Supplied information -
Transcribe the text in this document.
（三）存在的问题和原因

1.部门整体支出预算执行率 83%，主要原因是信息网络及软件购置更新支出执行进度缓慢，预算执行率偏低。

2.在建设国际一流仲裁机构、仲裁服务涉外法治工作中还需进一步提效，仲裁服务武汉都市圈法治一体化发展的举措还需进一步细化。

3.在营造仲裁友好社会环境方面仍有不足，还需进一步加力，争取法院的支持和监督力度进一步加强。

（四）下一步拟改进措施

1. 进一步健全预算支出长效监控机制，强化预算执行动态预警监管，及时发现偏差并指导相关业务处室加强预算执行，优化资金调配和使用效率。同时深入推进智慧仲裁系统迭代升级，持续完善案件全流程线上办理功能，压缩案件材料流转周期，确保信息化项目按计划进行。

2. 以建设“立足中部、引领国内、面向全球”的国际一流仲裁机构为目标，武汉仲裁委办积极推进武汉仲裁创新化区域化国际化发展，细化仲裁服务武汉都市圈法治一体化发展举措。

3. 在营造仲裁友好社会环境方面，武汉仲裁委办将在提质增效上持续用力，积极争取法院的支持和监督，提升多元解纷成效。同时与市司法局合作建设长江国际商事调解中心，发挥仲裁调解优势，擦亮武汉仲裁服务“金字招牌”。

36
...
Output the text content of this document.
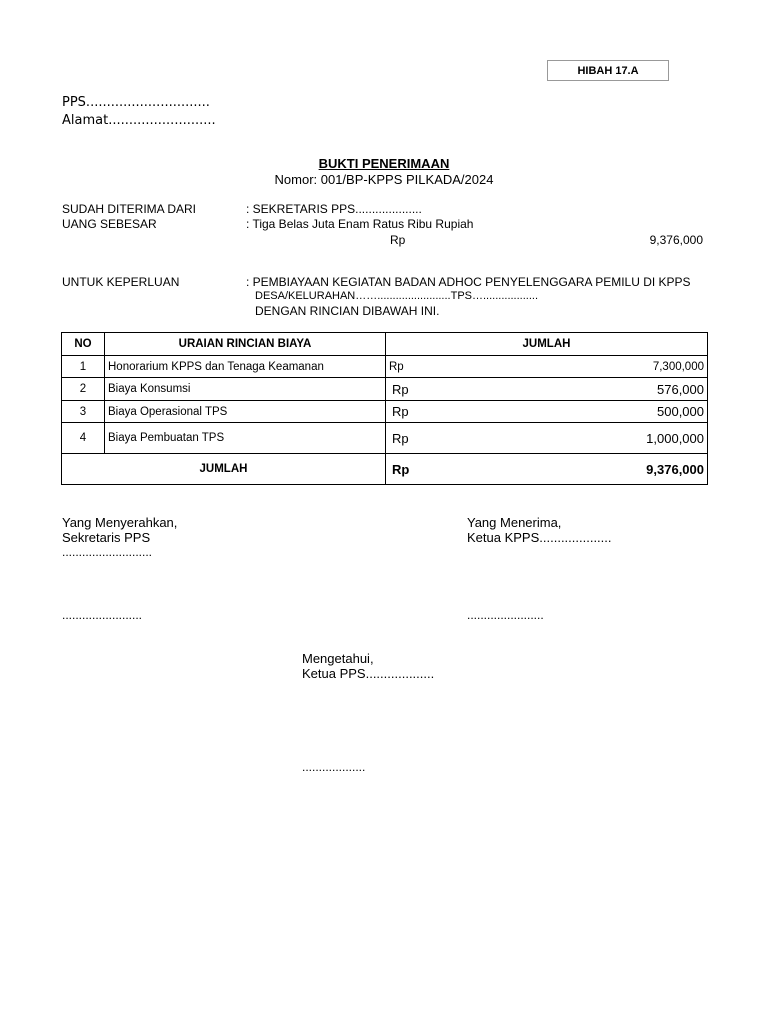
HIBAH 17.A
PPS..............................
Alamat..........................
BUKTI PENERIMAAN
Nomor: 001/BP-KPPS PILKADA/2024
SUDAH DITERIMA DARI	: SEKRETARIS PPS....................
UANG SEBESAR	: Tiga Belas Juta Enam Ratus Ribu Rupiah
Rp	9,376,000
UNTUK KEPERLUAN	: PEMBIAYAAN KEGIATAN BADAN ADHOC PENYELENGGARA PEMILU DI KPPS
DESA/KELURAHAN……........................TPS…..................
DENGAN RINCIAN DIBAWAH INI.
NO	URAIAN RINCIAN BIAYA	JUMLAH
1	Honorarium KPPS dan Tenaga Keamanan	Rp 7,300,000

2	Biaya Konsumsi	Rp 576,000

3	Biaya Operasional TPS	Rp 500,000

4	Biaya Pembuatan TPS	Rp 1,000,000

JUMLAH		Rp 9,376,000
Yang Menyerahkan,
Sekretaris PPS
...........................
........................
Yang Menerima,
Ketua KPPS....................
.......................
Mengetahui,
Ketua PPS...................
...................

Problem to solve - Say how many lines in the records contain the string "JUMLAH", and say nothing else.

Final result - 2